--- BEGIN GIVEN DATA ---
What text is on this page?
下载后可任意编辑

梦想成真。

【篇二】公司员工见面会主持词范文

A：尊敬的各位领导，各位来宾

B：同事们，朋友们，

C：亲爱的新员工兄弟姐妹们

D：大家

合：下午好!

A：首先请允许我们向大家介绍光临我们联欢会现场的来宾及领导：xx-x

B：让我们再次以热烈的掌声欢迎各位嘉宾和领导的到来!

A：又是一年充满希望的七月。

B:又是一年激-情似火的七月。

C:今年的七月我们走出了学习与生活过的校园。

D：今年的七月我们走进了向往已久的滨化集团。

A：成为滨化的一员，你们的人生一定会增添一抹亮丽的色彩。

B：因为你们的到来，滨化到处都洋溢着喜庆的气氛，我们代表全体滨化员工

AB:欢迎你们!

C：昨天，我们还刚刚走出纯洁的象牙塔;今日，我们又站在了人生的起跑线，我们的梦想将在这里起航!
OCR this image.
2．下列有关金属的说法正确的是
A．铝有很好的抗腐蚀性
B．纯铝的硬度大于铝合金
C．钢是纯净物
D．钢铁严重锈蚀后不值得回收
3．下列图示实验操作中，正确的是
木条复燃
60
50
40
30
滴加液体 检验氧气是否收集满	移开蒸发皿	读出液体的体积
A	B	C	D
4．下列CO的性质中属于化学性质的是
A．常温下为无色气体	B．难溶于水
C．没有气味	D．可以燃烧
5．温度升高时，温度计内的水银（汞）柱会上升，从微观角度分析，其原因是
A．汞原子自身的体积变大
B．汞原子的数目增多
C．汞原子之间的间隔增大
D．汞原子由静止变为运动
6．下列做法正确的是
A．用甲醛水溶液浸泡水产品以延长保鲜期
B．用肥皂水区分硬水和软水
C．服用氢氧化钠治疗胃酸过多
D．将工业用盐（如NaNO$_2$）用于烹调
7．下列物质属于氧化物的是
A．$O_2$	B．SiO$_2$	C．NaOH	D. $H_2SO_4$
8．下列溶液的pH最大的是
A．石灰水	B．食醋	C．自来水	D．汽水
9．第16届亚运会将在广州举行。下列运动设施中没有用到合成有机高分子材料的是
--- END GIVEN DATA ---
WHAT THE EXERCISE ASKS: Reproduce the lines from the one containing "OCR this image." to the end of the entries, keeping both ends and adding nothing.

COMPLETED TASK:
OCR this image.
2．下列有关金属的说法正确的是
A．铝有很好的抗腐蚀性
B．纯铝的硬度大于铝合金
C．钢是纯净物
D．钢铁严重锈蚀后不值得回收
3．下列图示实验操作中，正确的是
木条复燃
60
50
40
30
滴加液体 检验氧气是否收集满	移开蒸发皿	读出液体的体积
A	B	C	D
4．下列CO的性质中属于化学性质的是
A．常温下为无色气体	B．难溶于水
C．没有气味	D．可以燃烧
5．温度升高时，温度计内的水银（汞）柱会上升，从微观角度分析，其原因是
A．汞原子自身的体积变大
B．汞原子的数目增多
C．汞原子之间的间隔增大
D．汞原子由静止变为运动
6．下列做法正确的是
A．用甲醛水溶液浸泡水产品以延长保鲜期
B．用肥皂水区分硬水和软水
C．服用氢氧化钠治疗胃酸过多
D．将工业用盐（如NaNO$_2$）用于烹调
7．下列物质属于氧化物的是
A．$O_2$	B．SiO$_2$	C．NaOH	D. $H_2SO_4$
8．下列溶液的pH最大的是
A．石灰水	B．食醋	C．自来水	D．汽水
9．第16届亚运会将在广州举行。下列运动设施中没有用到合成有机高分子材料的是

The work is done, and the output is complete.